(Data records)
────────────────────────────────────────

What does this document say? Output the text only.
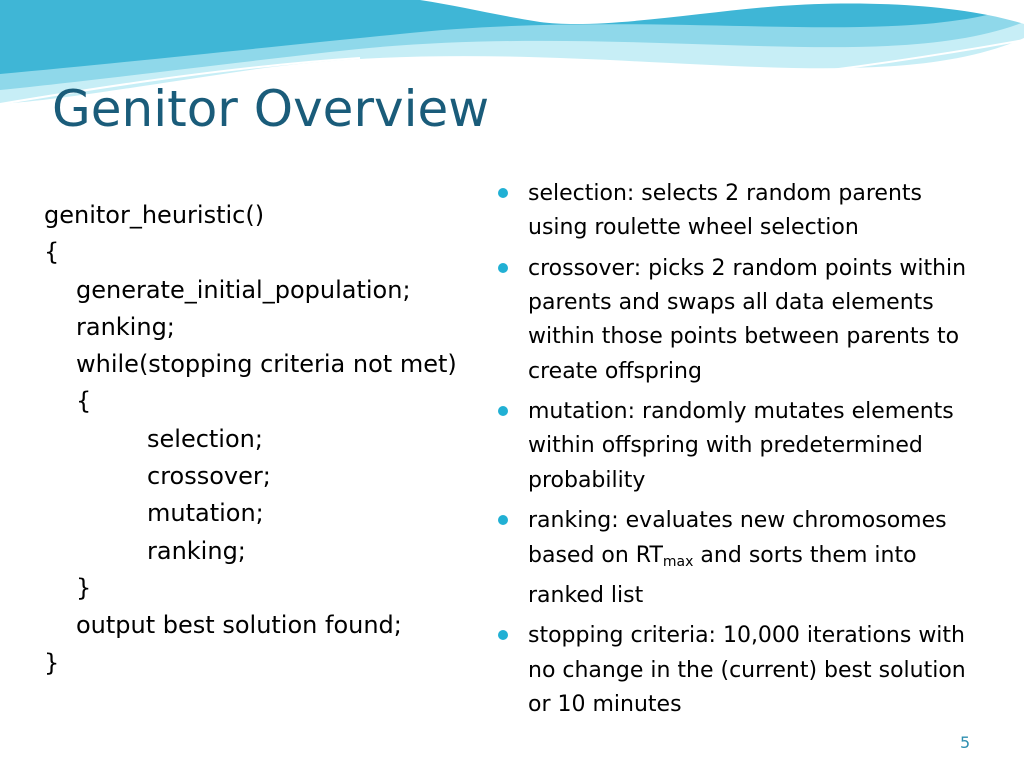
Genitor Overview
genitor_heuristic()
{
generate_initial_population;
ranking;
while(stopping criteria not met)
{
selection;
crossover;
mutation;
ranking;
}
output best solution found;
}
selection: selects 2 random parents using roulette wheel selection
crossover: picks 2 random points within parents and swaps all data elements within those points between parents to create offspring
mutation: randomly mutates elements within offspring with predetermined probability
ranking: evaluates new chromosomes based on $RT_{max}$ and sorts them into ranked list
stopping criteria: 10,000 iterations with no change in the (current) best solution or 10 minutes
5
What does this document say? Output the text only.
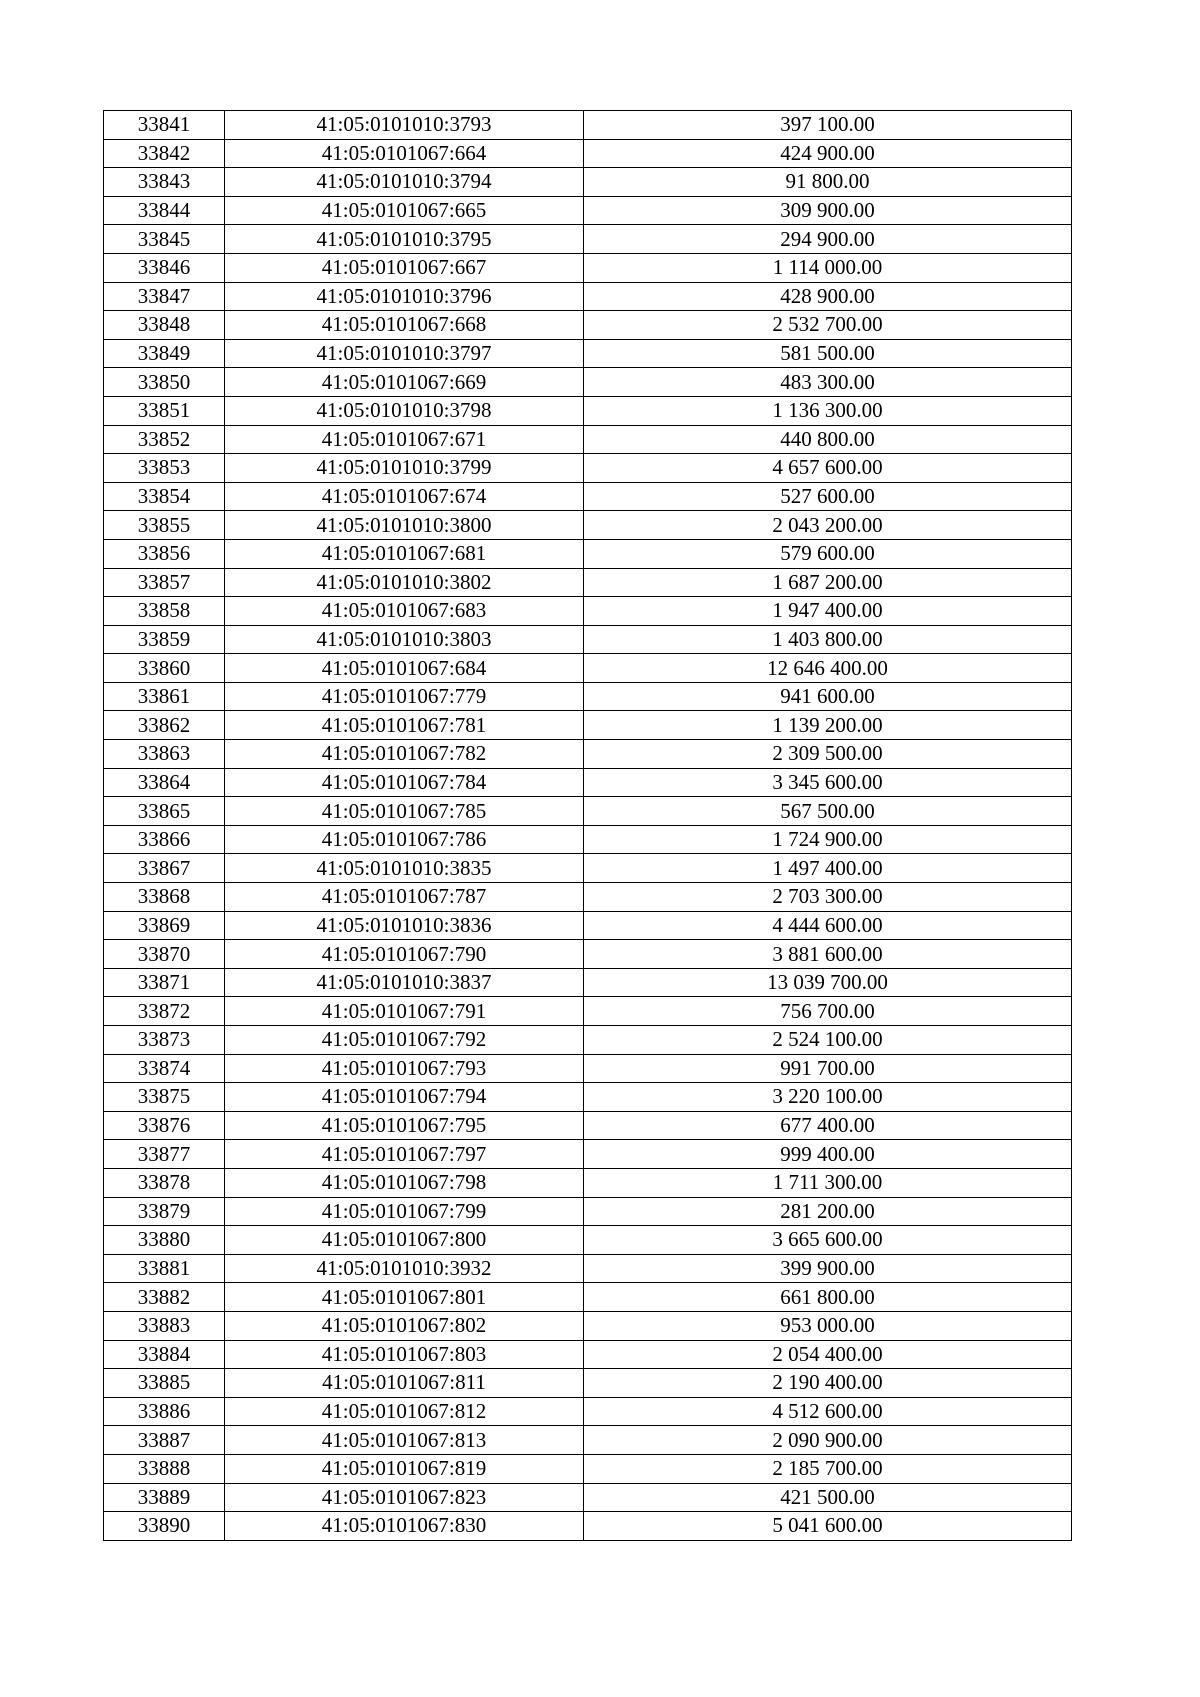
33841	41:05:0101010:3793	397 100.00
33842	41:05:0101067:664	424 900.00
33843	41:05:0101010:3794	91 800.00
33844	41:05:0101067:665	309 900.00
33845	41:05:0101010:3795	294 900.00
33846	41:05:0101067:667	1 114 000.00
33847	41:05:0101010:3796	428 900.00
33848	41:05:0101067:668	2 532 700.00
33849	41:05:0101010:3797	581 500.00
33850	41:05:0101067:669	483 300.00
33851	41:05:0101010:3798	1 136 300.00
33852	41:05:0101067:671	440 800.00
33853	41:05:0101010:3799	4 657 600.00
33854	41:05:0101067:674	527 600.00
33855	41:05:0101010:3800	2 043 200.00
33856	41:05:0101067:681	579 600.00
33857	41:05:0101010:3802	1 687 200.00
33858	41:05:0101067:683	1 947 400.00
33859	41:05:0101010:3803	1 403 800.00
33860	41:05:0101067:684	12 646 400.00
33861	41:05:0101067:779	941 600.00
33862	41:05:0101067:781	1 139 200.00
33863	41:05:0101067:782	2 309 500.00
33864	41:05:0101067:784	3 345 600.00
33865	41:05:0101067:785	567 500.00
33866	41:05:0101067:786	1 724 900.00
33867	41:05:0101010:3835	1 497 400.00
33868	41:05:0101067:787	2 703 300.00
33869	41:05:0101010:3836	4 444 600.00
33870	41:05:0101067:790	3 881 600.00
33871	41:05:0101010:3837	13 039 700.00
33872	41:05:0101067:791	756 700.00
33873	41:05:0101067:792	2 524 100.00
33874	41:05:0101067:793	991 700.00
33875	41:05:0101067:794	3 220 100.00
33876	41:05:0101067:795	677 400.00
33877	41:05:0101067:797	999 400.00
33878	41:05:0101067:798	1 711 300.00
33879	41:05:0101067:799	281 200.00
33880	41:05:0101067:800	3 665 600.00
33881	41:05:0101010:3932	399 900.00
33882	41:05:0101067:801	661 800.00
33883	41:05:0101067:802	953 000.00
33884	41:05:0101067:803	2 054 400.00
33885	41:05:0101067:811	2 190 400.00
33886	41:05:0101067:812	4 512 600.00
33887	41:05:0101067:813	2 090 900.00
33888	41:05:0101067:819	2 185 700.00
33889	41:05:0101067:823	421 500.00
33890	41:05:0101067:830	5 041 600.00
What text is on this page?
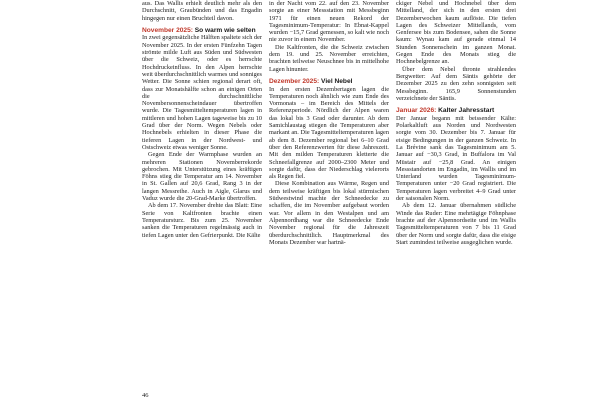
aus. Das Wallis erhielt deutlich mehr als den Durchschnitt, Graubünden und das Engadin hingegen nur einen Bruchteil davon.

November 2025: So warm wie selten

In zwei gegensätzliche Hälften spaltete sich der November 2025. In der ersten Fünfzehn Tagen strömte milde Luft aus Süden und Südwesten über die Schweiz, oder es herrschte Hochdruckeinfluss. In den Alpen herrschte weit überdurchschnittlich warmes und sonniges Wetter. Die Sonne schien regional derart oft, dass zur Monatshälfte schon an einigen Orten die durchschnittliche Novembersonnenscheindauer übertroffen wurde. Die Tagesmitteltemperaturen lagen in mittleren und hohen Lagen tageweise bis zu 10 Grad über der Norm. Wegen Nebels oder Hochnebels erhielten in dieser Phase die tieferen Lagen in der Nordwest- und Ostschweiz etwas weniger Sonne.

Gegen Ende der Warmphase wurden an mehreren Stationen Novemberrekorde gebrochen. Mit Unterstützung eines kräftigen Föhns stieg die Temperatur am 14. November in St. Gallen auf 20,6 Grad, Rang 3 in der langen Messreihe. Auch in Aigle, Glarus und Vaduz wurde die 20-Grad-Marke übertroffen.

Ab dem 17. November drehte das Blatt: Eine Serie von Kaltfronten brachte einen Temperatursturz. Bis zum 25. November sanken die Temperaturen regelmässig auch in tiefen Lagen unter den Gefrierpunkt. Die Kälte

in der Nacht vom 22. auf den 23. November sorgte an einer Messstation mit Messbeginn 1971 für einen neuen Rekord der Tagesminimum-Temperatur: In Ebnat-Kappel wurden −15,7 Grad gemessen, so kalt wie noch nie zuvor in einem November.

Die Kaltfronten, die die Schweiz zwischen dem 19. und 25. November erreichten, brachten teilweise Neuschnee bis in mittelhohe Lagen hinunter.

Dezember 2025: Viel Nebel

In den ersten Dezembertagen lagen die Temperaturen noch ähnlich wie zum Ende des Vormonats – im Bereich des Mittels der Referenzperiode. Nördlich der Alpen waren das lokal bis 3 Grad oder darunter. Ab dem Samichlaustag stiegen die Temperaturen aber markant an. Die Tagesmitteltemperaturen lagen ab dem 8. Dezember regional bei 6–10 Grad über den Referenzwerten für diese Jahreszeit. Mit den milden Temperaturen kletterte die Schneefallgrenze auf 2000–2300 Meter und sorgte dafür, dass der Niederschlag vielerorts als Regen fiel.

Diese Kombination aus Wärme, Regen und dem teilweise kräftigen bis lokal stürmischen Südwestwind machte der Schneedecke zu schaffen, die im November aufgebaut worden war. Vor allem in den Westalpen und am Alpennordhang war die Schneedecke Ende November regional für die Jahreszeit überdurchschnittlich. Hauptmerkmal des Monats Dezember war hartnä-

ckiger Nebel und Hochnebel über dem Mittelland, der sich in den ersten drei Dezemberwochen kaum auflöste. Die tiefen Lagen des Schweizer Mittellands, vom Genfersee bis zum Bodensee, sahen die Sonne kaum: Wynau kam auf gerade einmal 14 Stunden Sonnenschein im ganzen Monat. Gegen Ende des Monats stieg die Hochnebelgrenze an.

Über dem Nebel thronte strahlendes Bergwetter: Auf dem Säntis gehörte der Dezember 2025 zu den zehn sonnigsten seit Messbeginn. 165,9 Sonnenstunden verzeichnete der Säntis.

Januar 2026: Kalter Jahresstart

Der Januar begann mit beissender Kälte: Polarkaltluft aus Norden und Nordwesten sorgte vom 30. Dezember bis 7. Januar für eisige Bedingungen in der ganzen Schweiz. In La Brévine sank das Tagesminimum am 5. Januar auf −30,3 Grad, in Buffalora im Val Müstair auf −25,8 Grad. An einigen Messstandorten im Engadin, im Wallis und im Unterland wurden Tagesminimum-Temperaturen unter −20 Grad registriert. Die Temperaturen lagen verbreitet 4–9 Grad unter der saisonalen Norm.

Ab dem 12. Januar übernahmen südliche Winde das Ruder: Eine mehrtägige Föhnphase brachte auf der Alpennordseite und im Wallis Tagesmitteltemperaturen von 7 bis 11 Grad über der Norm und sorgte dafür, dass die eisige Start zumindest teilweise ausgeglichen wurde.

46
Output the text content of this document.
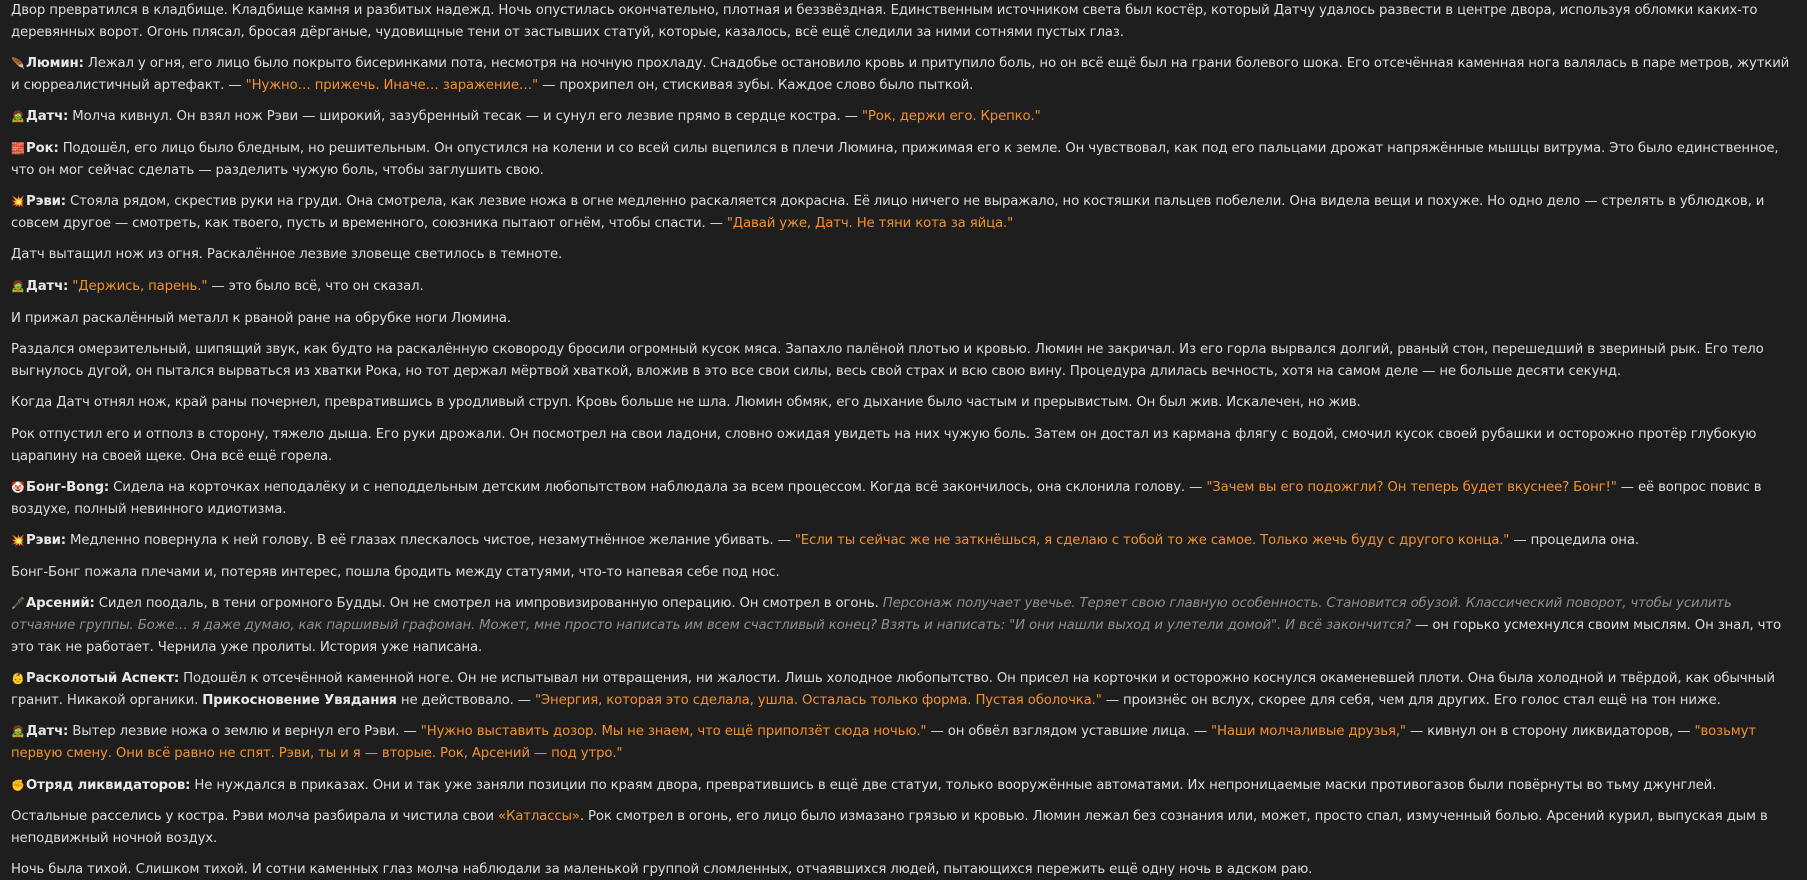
Двор превратился в кладбище. Кладбище камня и разбитых надежд. Ночь опустилась окончательно, плотная и беззвёздная. Единственным источником света был костёр, который Датчу удалось развести в центре двора, используя обломки каких-то деревянных ворот. Огонь плясал, бросая дёрганые, чудовищные тени от застывших статуй, которые, казалось, всё ещё следили за ними сотнями пустых глаз.

🪶Люмин: Лежал у огня, его лицо было покрыто бисеринками пота, несмотря на ночную прохладу. Снадобье остановило кровь и притупило боль, но он всё ещё был на грани болевого шока. Его отсечённая каменная нога валялась в паре метров, жуткий и сюрреалистичный артефакт. — "Нужно… прижечь. Иначе… заражение…" — прохрипел он, стискивая зубы. Каждое слово было пыткой.

🧟Датч: Молча кивнул. Он взял нож Рэви — широкий, зазубренный тесак — и сунул его лезвие прямо в сердце костра. — "Рок, держи его. Крепко."

🧱Рок: Подошёл, его лицо было бледным, но решительным. Он опустился на колени и со всей силы вцепился в плечи Люмина, прижимая его к земле. Он чувствовал, как под его пальцами дрожат напряжённые мышцы витрума. Это было единственное, что он мог сейчас сделать — разделить чужую боль, чтобы заглушить свою.

💥Рэви: Стояла рядом, скрестив руки на груди. Она смотрела, как лезвие ножа в огне медленно раскаляется докрасна. Её лицо ничего не выражало, но костяшки пальцев побелели. Она видела вещи и похуже. Но одно дело — стрелять в ублюдков, и совсем другое — смотреть, как твоего, пусть и временного, союзника пытают огнём, чтобы спасти. — "Давай уже, Датч. Не тяни кота за яйца."

Датч вытащил нож из огня. Раскалённое лезвие зловеще светилось в темноте.

🧟Датч: "Держись, парень." — это было всё, что он сказал.

И прижал раскалённый металл к рваной ране на обрубке ноги Люмина.

Раздался омерзительный, шипящий звук, как будто на раскалённую сковороду бросили огромный кусок мяса. Запахло палёной плотью и кровью. Люмин не закричал. Из его горла вырвался долгий, рваный стон, перешедший в звериный рык. Его тело выгнулось дугой, он пытался вырваться из хватки Рока, но тот держал мёртвой хваткой, вложив в это все свои силы, весь свой страх и всю свою вину. Процедура длилась вечность, хотя на самом деле — не больше десяти секунд.

Когда Датч отнял нож, край раны почернел, превратившись в уродливый струп. Кровь больше не шла. Люмин обмяк, его дыхание было частым и прерывистым. Он был жив. Искалечен, но жив.

Рок отпустил его и отполз в сторону, тяжело дыша. Его руки дрожали. Он посмотрел на свои ладони, словно ожидая увидеть на них чужую боль. Затем он достал из кармана флягу с водой, смочил кусок своей рубашки и осторожно протёр глубокую царапину на своей щеке. Она всё ещё горела.

🤡Бонг-Bong: Сидела на корточках неподалёку и с неподдельным детским любопытством наблюдала за всем процессом. Когда всё закончилось, она склонила голову. — "Зачем вы его подожгли? Он теперь будет вкуснее? Бонг!" — её вопрос повис в воздухе, полный невинного идиотизма.

💥Рэви: Медленно повернула к ней голову. В её глазах плескалось чистое, незамутнённое желание убивать. — "Если ты сейчас же не заткнёшься, я сделаю с тобой то же самое. Только жечь буду с другого конца." — процедила она.

Бонг-Бонг пожала плечами и, потеряв интерес, пошла бродить между статуями, что-то напевая себе под нос.

🖋️Арсений: Сидел поодаль, в тени огромного Будды. Он не смотрел на импровизированную операцию. Он смотрел в огонь. Персонаж получает увечье. Теряет свою главную особенность. Становится обузой. Классический поворот, чтобы усилить отчаяние группы. Боже… я даже думаю, как паршивый графоман. Может, мне просто написать им всем счастливый конец? Взять и написать: "И они нашли выход и улетели домой". И всё закончится? — он горько усмехнулся своим мыслям. Он знал, что это так не работает. Чернила уже пролиты. История уже написана.

👶Расколотый Аспект: Подошёл к отсечённой каменной ноге. Он не испытывал ни отвращения, ни жалости. Лишь холодное любопытство. Он присел на корточки и осторожно коснулся окаменевшей плоти. Она была холодной и твёрдой, как обычный гранит. Никакой органики. Прикосновение Увядания не действовало. — "Энергия, которая это сделала, ушла. Осталась только форма. Пустая оболочка." — произнёс он вслух, скорее для себя, чем для других. Его голос стал ещё на тон ниже.

🧟Датч: Вытер лезвие ножа о землю и вернул его Рэви. — "Нужно выставить дозор. Мы не знаем, что ещё приползёт сюда ночью." — он обвёл взглядом уставшие лица. — "Наши молчаливые друзья," — кивнул он в сторону ликвидаторов, — "возьмут первую смену. Они всё равно не спят. Рэви, ты и я — вторые. Рок, Арсений — под утро."

✊Отряд ликвидаторов: Не нуждался в приказах. Они и так уже заняли позиции по краям двора, превратившись в ещё две статуи, только вооружённые автоматами. Их непроницаемые маски противогазов были повёрнуты во тьму джунглей.

Остальные расселись у костра. Рэви молча разбирала и чистила свои «Катлассы». Рок смотрел в огонь, его лицо было измазано грязью и кровью. Люмин лежал без сознания или, может, просто спал, измученный болью. Арсений курил, выпуская дым в неподвижный ночной воздух.

Ночь была тихой. Слишком тихой. И сотни каменных глаз молча наблюдали за маленькой группой сломленных, отчаявшихся людей, пытающихся пережить ещё одну ночь в адском раю.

────────────────────────────────────────

DESCRIPTION OF THE TASK: Find the word "Kaltfronten" in the records and pull out each line that has it.

TASK ANSWER:
Ab dem 17. November drehte das Blatt: Eine Serie von Kaltfronten brachte einen Temperatursturz. Bis zum 25. November sanken die Temperaturen regelmässig auch in tiefen Lagen unter den Gefrierpunkt. Die Kälte
Die Kaltfronten, die die Schweiz zwischen dem 19. und 25. November erreichten, brachten teilweise Neuschnee bis in mittelhohe Lagen hinunter.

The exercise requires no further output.